SUPPLIED INFORMATION:

[start]

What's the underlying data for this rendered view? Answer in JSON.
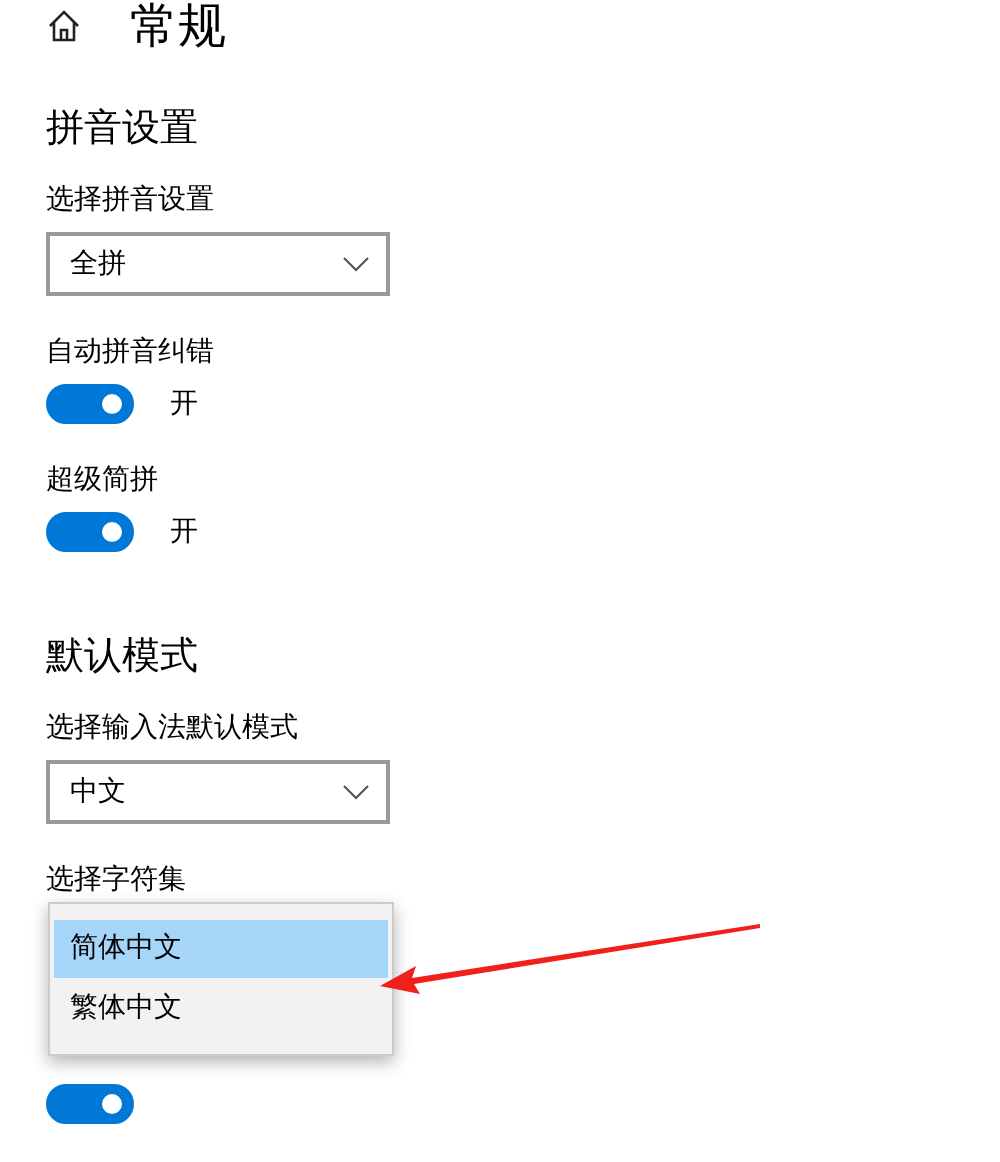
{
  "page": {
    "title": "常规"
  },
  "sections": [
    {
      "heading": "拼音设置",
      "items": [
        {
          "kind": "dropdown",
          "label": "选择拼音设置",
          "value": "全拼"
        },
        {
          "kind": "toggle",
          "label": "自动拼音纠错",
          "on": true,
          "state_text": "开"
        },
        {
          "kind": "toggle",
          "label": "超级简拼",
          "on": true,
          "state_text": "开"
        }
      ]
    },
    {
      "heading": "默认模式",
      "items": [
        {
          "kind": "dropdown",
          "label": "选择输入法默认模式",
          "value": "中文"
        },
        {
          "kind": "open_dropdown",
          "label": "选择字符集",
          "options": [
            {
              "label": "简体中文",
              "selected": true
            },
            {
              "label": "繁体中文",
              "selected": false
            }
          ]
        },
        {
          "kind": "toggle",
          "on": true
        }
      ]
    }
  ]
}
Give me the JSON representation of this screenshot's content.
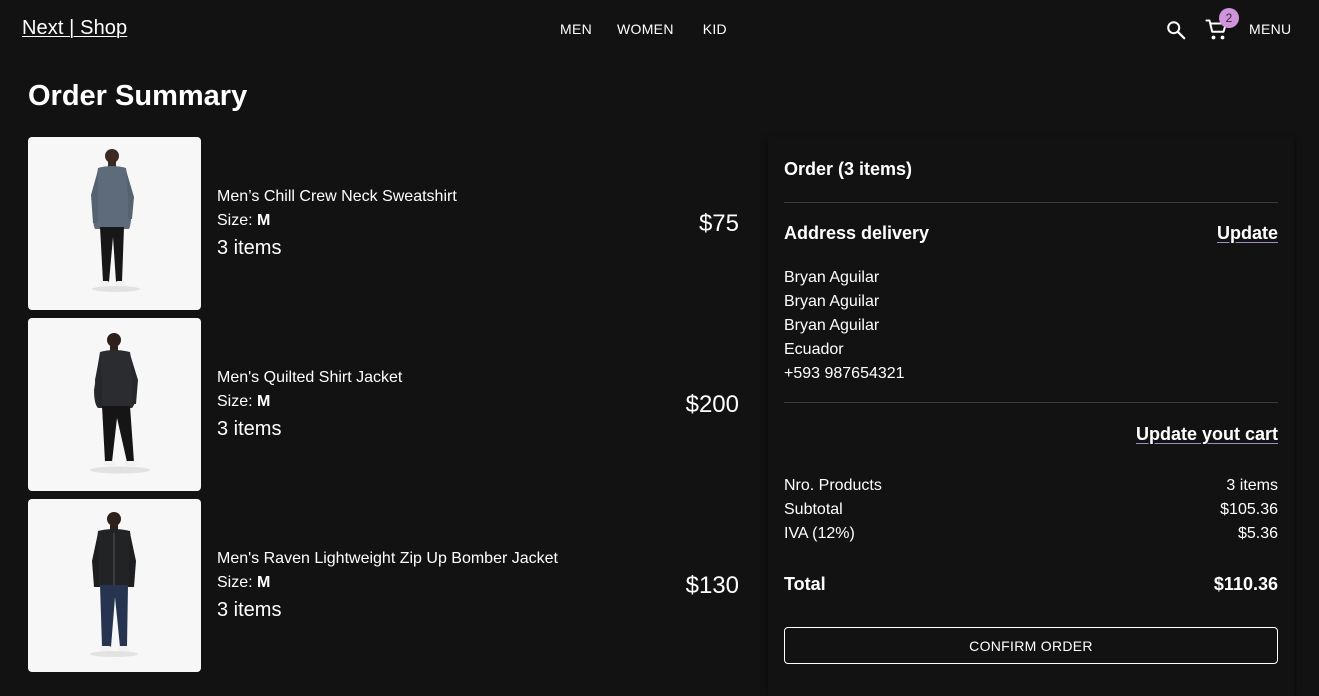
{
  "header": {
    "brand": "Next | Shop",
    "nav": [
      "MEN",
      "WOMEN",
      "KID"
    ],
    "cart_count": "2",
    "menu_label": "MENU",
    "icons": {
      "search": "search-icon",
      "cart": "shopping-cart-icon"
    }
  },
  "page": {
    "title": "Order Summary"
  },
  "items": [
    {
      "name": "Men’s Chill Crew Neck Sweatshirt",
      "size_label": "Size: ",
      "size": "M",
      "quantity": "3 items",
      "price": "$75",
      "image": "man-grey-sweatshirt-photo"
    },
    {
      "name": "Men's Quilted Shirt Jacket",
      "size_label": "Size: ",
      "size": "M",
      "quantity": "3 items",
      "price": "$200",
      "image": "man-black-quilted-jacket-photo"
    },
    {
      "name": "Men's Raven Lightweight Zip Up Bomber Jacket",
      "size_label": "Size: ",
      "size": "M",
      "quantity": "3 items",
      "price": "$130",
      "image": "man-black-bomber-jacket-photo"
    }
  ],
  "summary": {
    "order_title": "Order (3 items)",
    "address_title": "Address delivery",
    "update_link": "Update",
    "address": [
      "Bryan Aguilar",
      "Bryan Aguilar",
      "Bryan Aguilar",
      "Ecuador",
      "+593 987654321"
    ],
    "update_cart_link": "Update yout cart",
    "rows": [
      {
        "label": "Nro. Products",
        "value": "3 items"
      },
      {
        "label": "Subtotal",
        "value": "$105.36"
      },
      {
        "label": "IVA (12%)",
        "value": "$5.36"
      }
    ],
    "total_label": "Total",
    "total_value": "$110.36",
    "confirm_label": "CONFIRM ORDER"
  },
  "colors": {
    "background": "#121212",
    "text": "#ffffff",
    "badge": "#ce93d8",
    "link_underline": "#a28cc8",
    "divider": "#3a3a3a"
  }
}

[end]

INSTRUCTIONS TO FOLLOW: Transcribe all of the material exactly, leaving out whatever pictures it contains.

CORRECT ANSWER:
What's the underlying data for this rendered view? Answer in JSON.
{
  "page": {
    "title": "常规"
  },
  "sections": [
    {
      "heading": "拼音设置",
      "items": [
        {
          "kind": "dropdown",
          "label": "选择拼音设置",
          "value": "全拼"
        },
        {
          "kind": "toggle",
          "label": "自动拼音纠错",
          "on": true,
          "state_text": "开"
        },
        {
          "kind": "toggle",
          "label": "超级简拼",
          "on": true,
          "state_text": "开"
        }
      ]
    },
    {
      "heading": "默认模式",
      "items": [
        {
          "kind": "dropdown",
          "label": "选择输入法默认模式",
          "value": "中文"
        },
        {
          "kind": "open_dropdown",
          "label": "选择字符集",
          "options": [
            {
              "label": "简体中文",
              "selected": true
            },
            {
              "label": "繁体中文",
              "selected": false
            }
          ]
        },
        {
          "kind": "toggle",
          "on": true
        }
      ]
    }
  ]
}
Give me the JSON representation of this screenshot's content.
{
  "header": {
    "brand": "Next | Shop",
    "nav": [
      "MEN",
      "WOMEN",
      "KID"
    ],
    "cart_count": "2",
    "menu_label": "MENU",
    "icons": {
      "search": "search-icon",
      "cart": "shopping-cart-icon"
    }
  },
  "page": {
    "title": "Order Summary"
  },
  "items": [
    {
      "name": "Men’s Chill Crew Neck Sweatshirt",
      "size_label": "Size: ",
      "size": "M",
      "quantity": "3 items",
      "price": "$75",
      "image": "man-grey-sweatshirt-photo"
    },
    {
      "name": "Men's Quilted Shirt Jacket",
      "size_label": "Size: ",
      "size": "M",
      "quantity": "3 items",
      "price": "$200",
      "image": "man-black-quilted-jacket-photo"
    },
    {
      "name": "Men's Raven Lightweight Zip Up Bomber Jacket",
      "size_label": "Size: ",
      "size": "M",
      "quantity": "3 items",
      "price": "$130",
      "image": "man-black-bomber-jacket-photo"
    }
  ],
  "summary": {
    "order_title": "Order (3 items)",
    "address_title": "Address delivery",
    "update_link": "Update",
    "address": [
      "Bryan Aguilar",
      "Bryan Aguilar",
      "Bryan Aguilar",
      "Ecuador",
      "+593 987654321"
    ],
    "update_cart_link": "Update yout cart",
    "rows": [
      {
        "label": "Nro. Products",
        "value": "3 items"
      },
      {
        "label": "Subtotal",
        "value": "$105.36"
      },
      {
        "label": "IVA (12%)",
        "value": "$5.36"
      }
    ],
    "total_label": "Total",
    "total_value": "$110.36",
    "confirm_label": "CONFIRM ORDER"
  },
  "colors": {
    "background": "#121212",
    "text": "#ffffff",
    "badge": "#ce93d8",
    "link_underline": "#a28cc8",
    "divider": "#3a3a3a"
  }
}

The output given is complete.